Se gestisci più workstation, conviene standardizzare il processo: stesso file sorgente, stessa procedura, stessa verifica post-installazione. In una piccola flotta aziendale è meglio avere un metodo ripetibile che improvvisare installazioni diverse su ogni macchina.
7. Disinstallazione pulita e controllo residui
Quando Zoom non serve più, rimuoverlo è semplice. La disinstallazione base elimina il pacchetto, ma è buona pratica controllare se restano configurazioni utente nella home. Per la rimozione del pacchetto:
sudo apt remove zoom
Se vuoi eliminare anche i file di configurazione gestiti dal pacchetto:
sudo apt purge zoom
Dopo la rimozione, verifica che il pacchetto non sia più presente:
dpkg -l | grep -i zoom
Per i dati utente, controlla la directory di configurazione nella home:
ls -la ~/.zoom* ~/.config/zoom* 2>/dev/null
Se trovi residui e vuoi rimuoverli, fallo solo dopo aver capito se contengono preferenze o dati che ti servono ancora. In particolare, su una macchina condivisa o usata per supporto, i profili possono contenere impostazioni utili. Non cancellare alla cieca.
8. Problemi tipici e lettura corretta degli errori
Il caso più comune è l’errore di dipendenze mancanti. Se apt segnala librerie non risolte, non significa che Zoom sia “rotto”: spesso il sistema ha repository disallineati o pacchetti in stato incompleto. La prima mossa resta sempre una verifica dello stato APT, non una reinstallazione casuale.
Un altro scenario frequente è il client che si apre ma non riesce a condividere lo schermo. Qui la diagnosi cambia: il problema può essere nel compositor, nel desktop environment o nel protocollo grafico usato dalla sessione. Su Ubuntu 20.04, soprattutto se hai una configurazione ibrida tra Xorg e Wayland, il comportamento può variare parecchio. Se la condivisione fallisce, annota sessione grafica, versione del desktop e eventuali messaggi nel terminale di avvio.

ESERCIZI DA SVOLGERE>
• a. Secondo la guida su Zoom, quale comando elimina anche i file di configurazione gestiti dal pacchetto?
• b. Trascrivi dalla guida su Zoom il tratto da "8. Problemi tipici" fino a "una reinstallazione casuale.".

DATI DI ORIGINE>

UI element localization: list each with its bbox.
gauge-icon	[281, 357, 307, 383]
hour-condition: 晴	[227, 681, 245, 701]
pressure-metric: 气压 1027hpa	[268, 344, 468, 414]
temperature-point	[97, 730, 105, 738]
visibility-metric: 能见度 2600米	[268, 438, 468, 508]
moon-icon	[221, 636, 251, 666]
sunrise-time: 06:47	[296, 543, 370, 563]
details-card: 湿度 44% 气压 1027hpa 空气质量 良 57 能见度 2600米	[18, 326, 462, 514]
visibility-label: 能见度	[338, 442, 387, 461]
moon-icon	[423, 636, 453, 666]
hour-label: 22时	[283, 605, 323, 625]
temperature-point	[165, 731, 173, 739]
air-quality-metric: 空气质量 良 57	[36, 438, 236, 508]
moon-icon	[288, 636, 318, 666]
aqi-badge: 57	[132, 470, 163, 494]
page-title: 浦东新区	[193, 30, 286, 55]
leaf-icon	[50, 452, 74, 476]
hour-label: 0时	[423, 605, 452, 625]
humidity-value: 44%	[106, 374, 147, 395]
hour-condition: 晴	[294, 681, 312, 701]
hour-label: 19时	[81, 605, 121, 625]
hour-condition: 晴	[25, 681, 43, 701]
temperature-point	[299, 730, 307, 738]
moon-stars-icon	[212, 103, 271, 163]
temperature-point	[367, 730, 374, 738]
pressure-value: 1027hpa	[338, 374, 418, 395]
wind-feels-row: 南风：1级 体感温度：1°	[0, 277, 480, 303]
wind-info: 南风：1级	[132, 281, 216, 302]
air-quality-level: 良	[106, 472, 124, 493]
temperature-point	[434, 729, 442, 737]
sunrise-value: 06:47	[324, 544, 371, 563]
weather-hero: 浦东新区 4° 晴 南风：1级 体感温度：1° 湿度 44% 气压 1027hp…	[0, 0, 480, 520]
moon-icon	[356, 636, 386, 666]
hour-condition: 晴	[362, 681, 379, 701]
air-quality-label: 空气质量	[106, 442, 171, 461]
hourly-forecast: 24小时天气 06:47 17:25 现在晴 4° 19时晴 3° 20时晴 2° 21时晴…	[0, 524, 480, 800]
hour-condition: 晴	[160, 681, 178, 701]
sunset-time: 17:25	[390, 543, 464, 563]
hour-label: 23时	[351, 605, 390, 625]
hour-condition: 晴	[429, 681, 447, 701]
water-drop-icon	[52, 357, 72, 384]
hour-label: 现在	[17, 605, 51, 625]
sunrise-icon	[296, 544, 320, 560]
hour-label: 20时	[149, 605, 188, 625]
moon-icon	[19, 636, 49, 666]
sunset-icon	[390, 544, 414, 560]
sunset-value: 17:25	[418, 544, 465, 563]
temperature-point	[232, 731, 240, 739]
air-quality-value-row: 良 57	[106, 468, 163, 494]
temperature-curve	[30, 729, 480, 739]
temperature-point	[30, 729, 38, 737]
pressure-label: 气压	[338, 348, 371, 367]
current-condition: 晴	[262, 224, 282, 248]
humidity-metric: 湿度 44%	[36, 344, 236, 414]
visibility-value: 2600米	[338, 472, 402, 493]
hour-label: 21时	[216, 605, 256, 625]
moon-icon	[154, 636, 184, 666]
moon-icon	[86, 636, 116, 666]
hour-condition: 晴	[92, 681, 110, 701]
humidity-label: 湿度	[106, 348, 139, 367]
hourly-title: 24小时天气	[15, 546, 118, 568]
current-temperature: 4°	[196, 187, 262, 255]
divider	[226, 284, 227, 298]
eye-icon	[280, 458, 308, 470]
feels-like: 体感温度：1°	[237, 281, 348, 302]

RISPOSTE PER ESERCIZIO>
• a. sudo apt purge zoom

• b.
8. Problemi tipici e lettura corretta degli errori
Il caso più comune è l’errore di dipendenze mancanti. Se apt segnala librerie non risolte, non significa che Zoom sia “rotto”: spesso il sistema ha repository disallineati o pacchetti in stato incompleto. La prima mossa resta sempre una verifica dello stato APT, non una reinstallazione casuale.